Leaving out the pictures, transcribe all of the records faithfully.
+ + + + + + +
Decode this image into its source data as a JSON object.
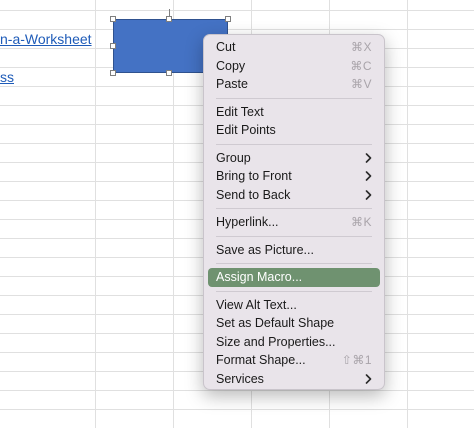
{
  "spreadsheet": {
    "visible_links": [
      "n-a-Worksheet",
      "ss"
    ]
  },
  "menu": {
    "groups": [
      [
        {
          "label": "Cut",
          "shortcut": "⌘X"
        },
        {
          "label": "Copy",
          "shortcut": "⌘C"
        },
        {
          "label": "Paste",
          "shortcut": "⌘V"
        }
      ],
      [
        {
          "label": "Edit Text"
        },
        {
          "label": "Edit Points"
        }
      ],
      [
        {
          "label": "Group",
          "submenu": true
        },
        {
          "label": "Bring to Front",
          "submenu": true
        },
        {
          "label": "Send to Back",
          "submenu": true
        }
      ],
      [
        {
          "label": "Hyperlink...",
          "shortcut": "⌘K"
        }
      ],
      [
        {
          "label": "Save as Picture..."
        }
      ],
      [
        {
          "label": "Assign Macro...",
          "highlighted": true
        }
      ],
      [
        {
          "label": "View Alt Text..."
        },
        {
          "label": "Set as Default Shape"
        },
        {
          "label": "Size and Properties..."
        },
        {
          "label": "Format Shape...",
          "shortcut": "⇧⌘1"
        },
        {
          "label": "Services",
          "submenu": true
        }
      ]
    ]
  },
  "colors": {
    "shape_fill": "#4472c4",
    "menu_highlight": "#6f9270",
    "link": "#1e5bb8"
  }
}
+ + + + + + +
▶ **REPLY TO THE EXERCISE**:
Decode this image into its source data as a JSON object.
{
  "spreadsheet": {
    "visible_links": [
      "n-a-Worksheet",
      "ss"
    ]
  },
  "menu": {
    "groups": [
      [
        {
          "label": "Cut",
          "shortcut": "⌘X"
        },
        {
          "label": "Copy",
          "shortcut": "⌘C"
        },
        {
          "label": "Paste",
          "shortcut": "⌘V"
        }
      ],
      [
        {
          "label": "Edit Text"
        },
        {
          "label": "Edit Points"
        }
      ],
      [
        {
          "label": "Group",
          "submenu": true
        },
        {
          "label": "Bring to Front",
          "submenu": true
        },
        {
          "label": "Send to Back",
          "submenu": true
        }
      ],
      [
        {
          "label": "Hyperlink...",
          "shortcut": "⌘K"
        }
      ],
      [
        {
          "label": "Save as Picture..."
        }
      ],
      [
        {
          "label": "Assign Macro...",
          "highlighted": true
        }
      ],
      [
        {
          "label": "View Alt Text..."
        },
        {
          "label": "Set as Default Shape"
        },
        {
          "label": "Size and Properties..."
        },
        {
          "label": "Format Shape...",
          "shortcut": "⇧⌘1"
        },
        {
          "label": "Services",
          "submenu": true
        }
      ]
    ]
  },
  "colors": {
    "shape_fill": "#4472c4",
    "menu_highlight": "#6f9270",
    "link": "#1e5bb8"
  }
}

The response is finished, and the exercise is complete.